Dataset items
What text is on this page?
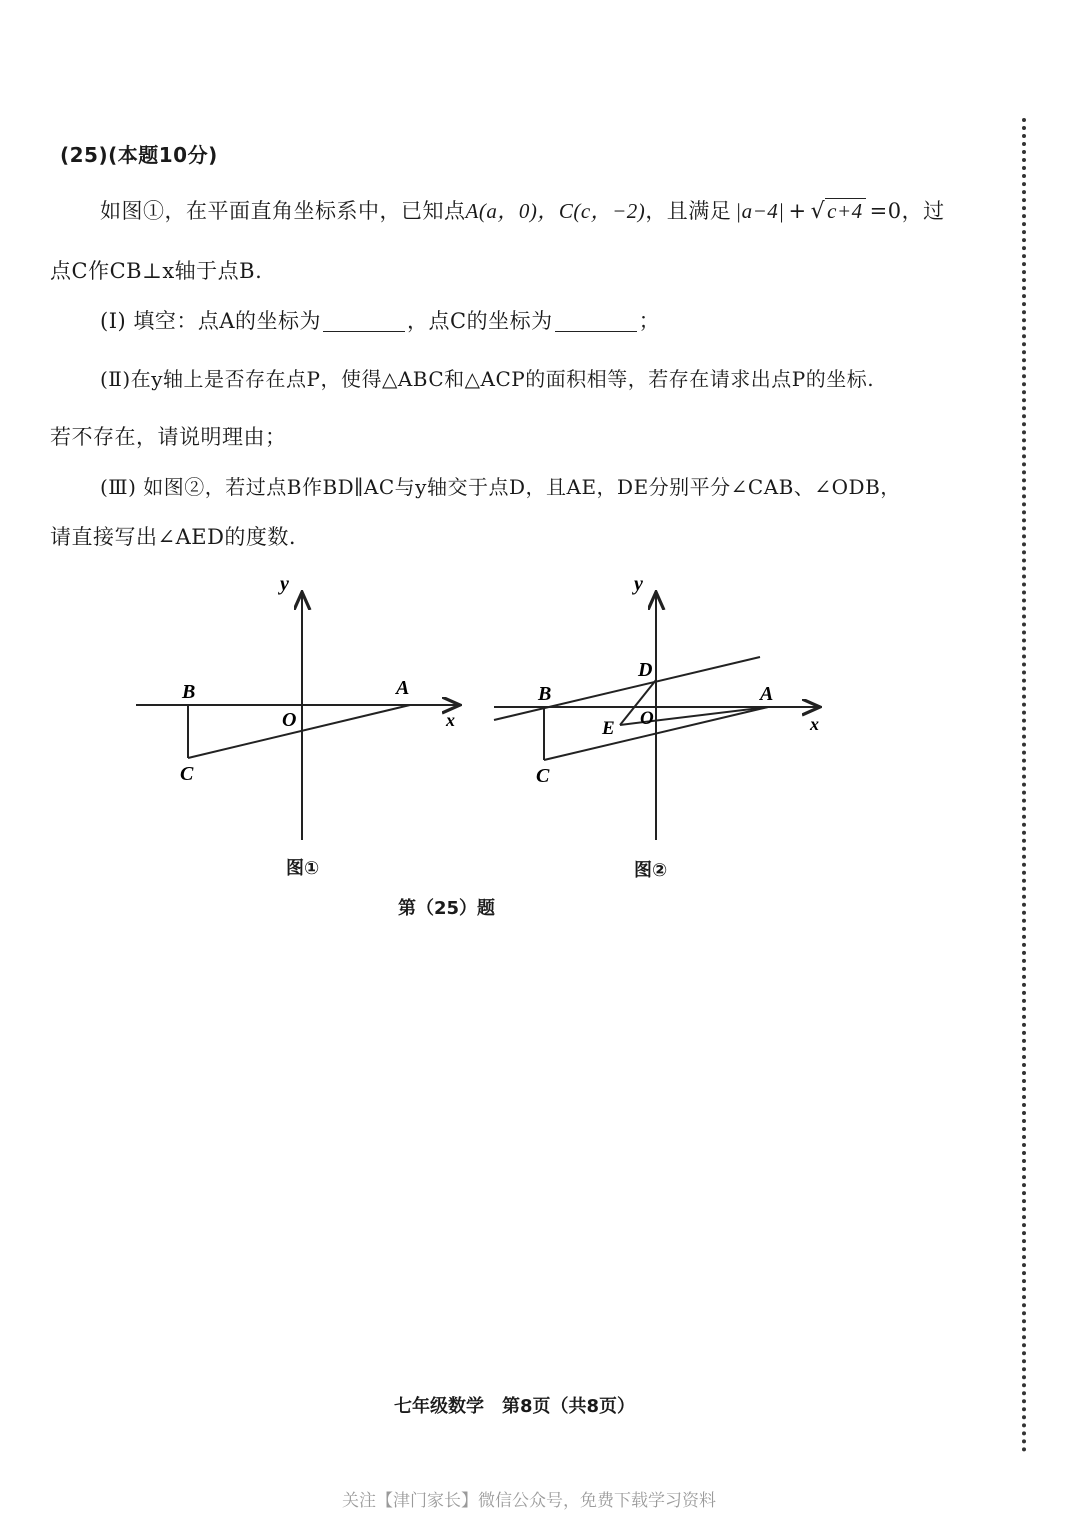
(25)(本题10分)
如图①，在平面直角坐标系中，已知点A(a，0)，C(c，−2)，且满足 |a−4| + √c+4 =0，过
点C作CB⊥x轴于点B.
(Ⅰ) 填空：点A的坐标为	，点C的坐标为	；
(Ⅱ)在y轴上是否存在点P，使得△ABC和△ACP的面积相等，若存在请求出点P的坐标.
若不存在，请说明理由；
(Ⅲ) 如图②，若过点B作BD∥AC与y轴交于点D，且AE，DE分别平分∠CAB、∠ODB，
请直接写出∠AED的度数.
y
x
B	A
O
C
图①
y
x
B	A
D
O
E
C
图②
第（25）题
七年级数学　第8页（共8页）
关注【津门家长】微信公众号，免费下载学习资料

**EXERCISE AIM:** Write out the whole listing again, exactly, with no pictures.

**ANSWER IN FULL:**
What text is on this page?
(25)(本题10分)
如图①，在平面直角坐标系中，已知点A(a，0)，C(c，−2)，且满足 |a−4| + √c+4 =0，过
点C作CB⊥x轴于点B.
(Ⅰ) 填空：点A的坐标为	，点C的坐标为	；
(Ⅱ)在y轴上是否存在点P，使得△ABC和△ACP的面积相等，若存在请求出点P的坐标.
若不存在，请说明理由；
(Ⅲ) 如图②，若过点B作BD∥AC与y轴交于点D，且AE，DE分别平分∠CAB、∠ODB，
请直接写出∠AED的度数.
y
x
B	A
O
C
图①
y
x
B	A
D
O
E
C
图②
第（25）题
七年级数学　第8页（共8页）
关注【津门家长】微信公众号，免费下载学习资料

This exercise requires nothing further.